(Collected data)
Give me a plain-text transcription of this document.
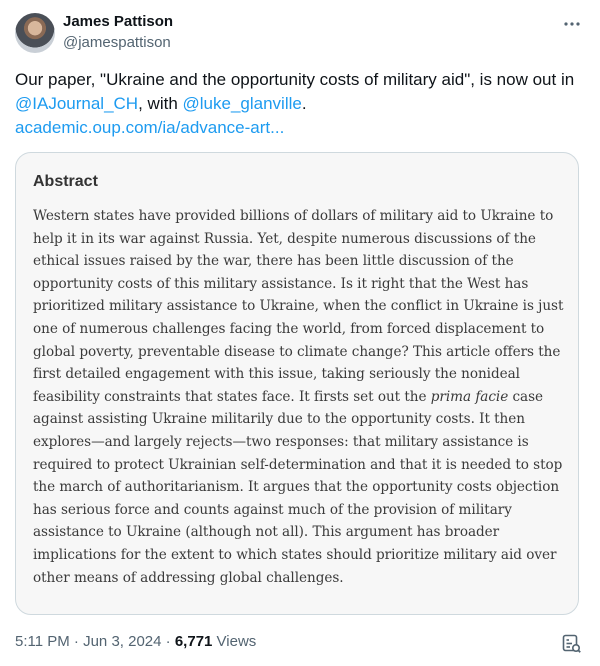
James Pattison
@jamespattison
Our paper, "Ukraine and the opportunity costs of military aid", is now out in @IAJournal_CH, with @luke_glanville.
academic.oup.com/ia/advance-art...
Abstract
Western states have provided billions of dollars of military aid to Ukraine to
help it in its war against Russia. Yet, despite numerous discussions of the
ethical issues raised by the war, there has been little discussion of the
opportunity costs of this military assistance. Is it right that the West has
prioritized military assistance to Ukraine, when the conflict in Ukraine is just
one of numerous challenges facing the world, from forced displacement to
global poverty, preventable disease to climate change? This article offers the
first detailed engagement with this issue, taking seriously the nonideal
feasibility constraints that states face. It firsts set out the prima facie case
against assisting Ukraine militarily due to the opportunity costs. It then
explores—and largely rejects—two responses: that military assistance is
required to protect Ukrainian self-determination and that it is needed to stop
the march of authoritarianism. It argues that the opportunity costs objection
has serious force and counts against much of the provision of military
assistance to Ukraine (although not all). This argument has broader
implications for the extent to which states should prioritize military aid over
other means of addressing global challenges.
5:11 PM · Jun 3, 2024 · 6,771 Views
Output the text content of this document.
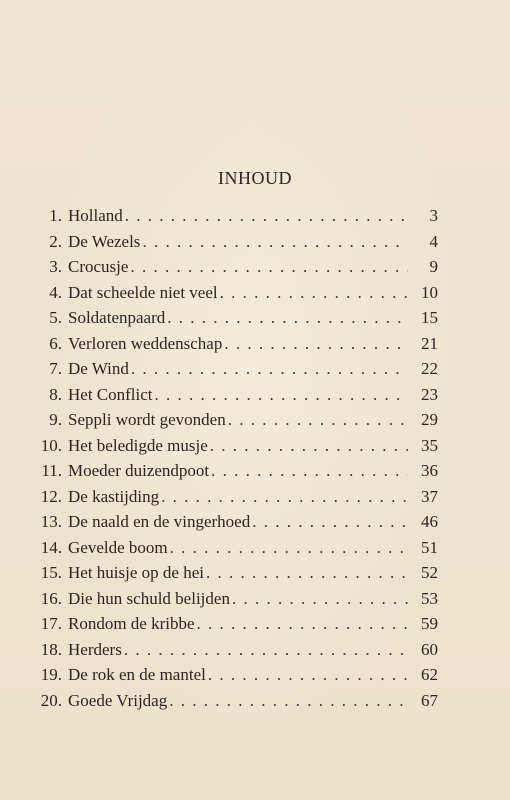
INHOUD
1. Holland . . .	3
2. De Wezels . . .	4
3. Crocusje . . .	9
4. Dat scheelde niet veel . . .	10
5. Soldatenpaard . . .	15
6. Verloren weddenschap . . .	21
7. De Wind . . .	22
8. Het Conflict . . .	23
9. Seppli wordt gevonden . . .	29
10. Het beledigde musje . . .	35
11. Moeder duizendpoot . . .	36
12. De kastijding . . .	37
13. De naald en de vingerhoed . . .	46
14. Gevelde boom . . .	51
15. Het huisje op de hei . . .	52
16. Die hun schuld belijden . . .	53
17. Rondom de kribbe . . .	59
18. Herders . . .	60
19. De rok en de mantel . . .	62
20. Goede Vrijdag . . .	67
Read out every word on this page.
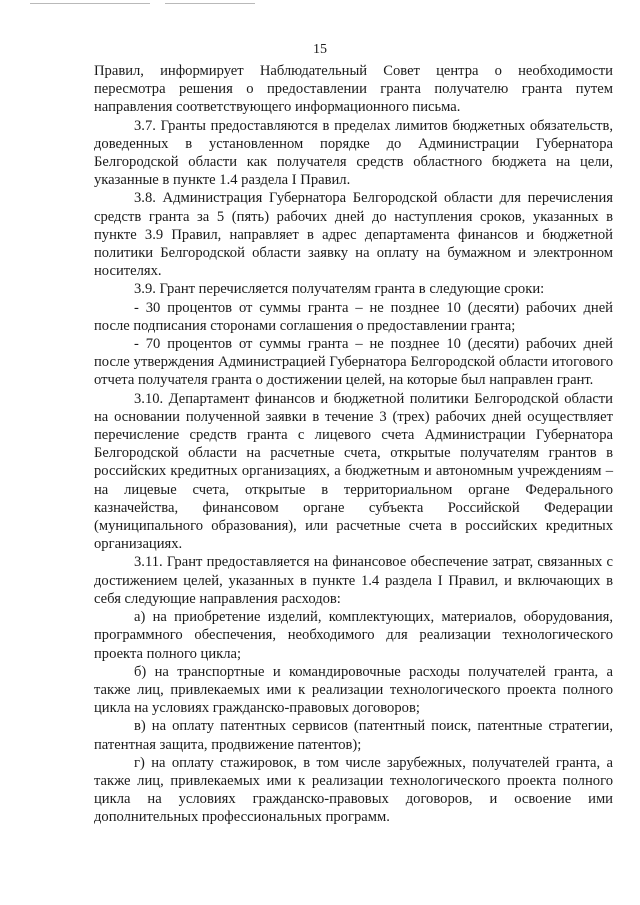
15

Правил, информирует Наблюдательный Совет центра о необходимости пересмотра решения о предоставлении гранта получателю гранта путем направления соответствующего информационного письма.

3.7. Гранты предоставляются в пределах лимитов бюджетных обязательств, доведенных в установленном порядке до Администрации Губернатора Белгородской области как получателя средств областного бюджета на цели, указанные в пункте 1.4 раздела I Правил.

3.8. Администрация Губернатора Белгородской области для перечисления средств гранта за 5 (пять) рабочих дней до наступления сроков, указанных в пункте 3.9 Правил, направляет в адрес департамента финансов и бюджетной политики Белгородской области заявку на оплату на бумажном и электронном носителях.

3.9. Грант перечисляется получателям гранта в следующие сроки:

- 30 процентов от суммы гранта – не позднее 10 (десяти) рабочих дней после подписания сторонами соглашения о предоставлении гранта;

- 70 процентов от суммы гранта – не позднее 10 (десяти) рабочих дней после утверждения Администрацией Губернатора Белгородской области итогового отчета получателя гранта о достижении целей, на которые был направлен грант.

3.10. Департамент финансов и бюджетной политики Белгородской области на основании полученной заявки в течение 3 (трех) рабочих дней осуществляет перечисление средств гранта с лицевого счета Администрации Губернатора Белгородской области на расчетные счета, открытые получателям грантов в российских кредитных организациях, а бюджетным и автономным учреждениям – на лицевые счета, открытые в территориальном органе Федерального казначейства, финансовом органе субъекта Российской Федерации (муниципального образования), или расчетные счета в российских кредитных организациях.

3.11. Грант предоставляется на финансовое обеспечение затрат, связанных с достижением целей, указанных в пункте 1.4 раздела I Правил, и включающих в себя следующие направления расходов:

а) на приобретение изделий, комплектующих, материалов, оборудования, программного обеспечения, необходимого для реализации технологического проекта полного цикла;

б) на транспортные и командировочные расходы получателей гранта, а также лиц, привлекаемых ими к реализации технологического проекта полного цикла на условиях гражданско-правовых договоров;

в) на оплату патентных сервисов (патентный поиск, патентные стратегии, патентная защита, продвижение патентов);

г) на оплату стажировок, в том числе зарубежных, получателей гранта, а также лиц, привлекаемых ими к реализации технологического проекта полного цикла на условиях гражданско-правовых договоров, и освоение ими дополнительных профессиональных программ.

DIRECTIONS:
Skipping the pictures, transcribe each line above exactly as it appears.

RESULT:
Give me a plain-text transcription of this document.
James Pattison
@jamespattison
Our paper, "Ukraine and the opportunity costs of military aid", is now out in @IAJournal_CH, with @luke_glanville.
academic.oup.com/ia/advance-art...
Abstract
Western states have provided billions of dollars of military aid to Ukraine to
help it in its war against Russia. Yet, despite numerous discussions of the
ethical issues raised by the war, there has been little discussion of the
opportunity costs of this military assistance. Is it right that the West has
prioritized military assistance to Ukraine, when the conflict in Ukraine is just
one of numerous challenges facing the world, from forced displacement to
global poverty, preventable disease to climate change? This article offers the
first detailed engagement with this issue, taking seriously the nonideal
feasibility constraints that states face. It firsts set out the prima facie case
against assisting Ukraine militarily due to the opportunity costs. It then
explores—and largely rejects—two responses: that military assistance is
required to protect Ukrainian self-determination and that it is needed to stop
the march of authoritarianism. It argues that the opportunity costs objection
has serious force and counts against much of the provision of military
assistance to Ukraine (although not all). This argument has broader
implications for the extent to which states should prioritize military aid over
other means of addressing global challenges.
5:11 PM · Jun 3, 2024 · 6,771 Views
Output the text content of this document.
INHOUD
1. Holland . . .	3
2. De Wezels . . .	4
3. Crocusje . . .	9
4. Dat scheelde niet veel . . .	10
5. Soldatenpaard . . .	15
6. Verloren weddenschap . . .	21
7. De Wind . . .	22
8. Het Conflict . . .	23
9. Seppli wordt gevonden . . .	29
10. Het beledigde musje . . .	35
11. Moeder duizendpoot . . .	36
12. De kastijding . . .	37
13. De naald en de vingerhoed . . .	46
14. Gevelde boom . . .	51
15. Het huisje op de hei . . .	52
16. Die hun schuld belijden . . .	53
17. Rondom de kribbe . . .	59
18. Herders . . .	60
19. De rok en de mantel . . .	62
20. Goede Vrijdag . . .	67
Read out every word on this page.
15

Правил, информирует Наблюдательный Совет центра о необходимости пересмотра решения о предоставлении гранта получателю гранта путем направления соответствующего информационного письма.

3.7. Гранты предоставляются в пределах лимитов бюджетных обязательств, доведенных в установленном порядке до Администрации Губернатора Белгородской области как получателя средств областного бюджета на цели, указанные в пункте 1.4 раздела I Правил.

3.8. Администрация Губернатора Белгородской области для перечисления средств гранта за 5 (пять) рабочих дней до наступления сроков, указанных в пункте 3.9 Правил, направляет в адрес департамента финансов и бюджетной политики Белгородской области заявку на оплату на бумажном и электронном носителях.

3.9. Грант перечисляется получателям гранта в следующие сроки:

- 30 процентов от суммы гранта – не позднее 10 (десяти) рабочих дней после подписания сторонами соглашения о предоставлении гранта;

- 70 процентов от суммы гранта – не позднее 10 (десяти) рабочих дней после утверждения Администрацией Губернатора Белгородской области итогового отчета получателя гранта о достижении целей, на которые был направлен грант.

3.10. Департамент финансов и бюджетной политики Белгородской области на основании полученной заявки в течение 3 (трех) рабочих дней осуществляет перечисление средств гранта с лицевого счета Администрации Губернатора Белгородской области на расчетные счета, открытые получателям грантов в российских кредитных организациях, а бюджетным и автономным учреждениям – на лицевые счета, открытые в территориальном органе Федерального казначейства, финансовом органе субъекта Российской Федерации (муниципального образования), или расчетные счета в российских кредитных организациях.

3.11. Грант предоставляется на финансовое обеспечение затрат, связанных с достижением целей, указанных в пункте 1.4 раздела I Правил, и включающих в себя следующие направления расходов:

а) на приобретение изделий, комплектующих, материалов, оборудования, программного обеспечения, необходимого для реализации технологического проекта полного цикла;

б) на транспортные и командировочные расходы получателей гранта, а также лиц, привлекаемых ими к реализации технологического проекта полного цикла на условиях гражданско-правовых договоров;

в) на оплату патентных сервисов (патентный поиск, патентные стратегии, патентная защита, продвижение патентов);

г) на оплату стажировок, в том числе зарубежных, получателей гранта, а также лиц, привлекаемых ими к реализации технологического проекта полного цикла на условиях гражданско-правовых договоров, и освоение ими дополнительных профессиональных программ.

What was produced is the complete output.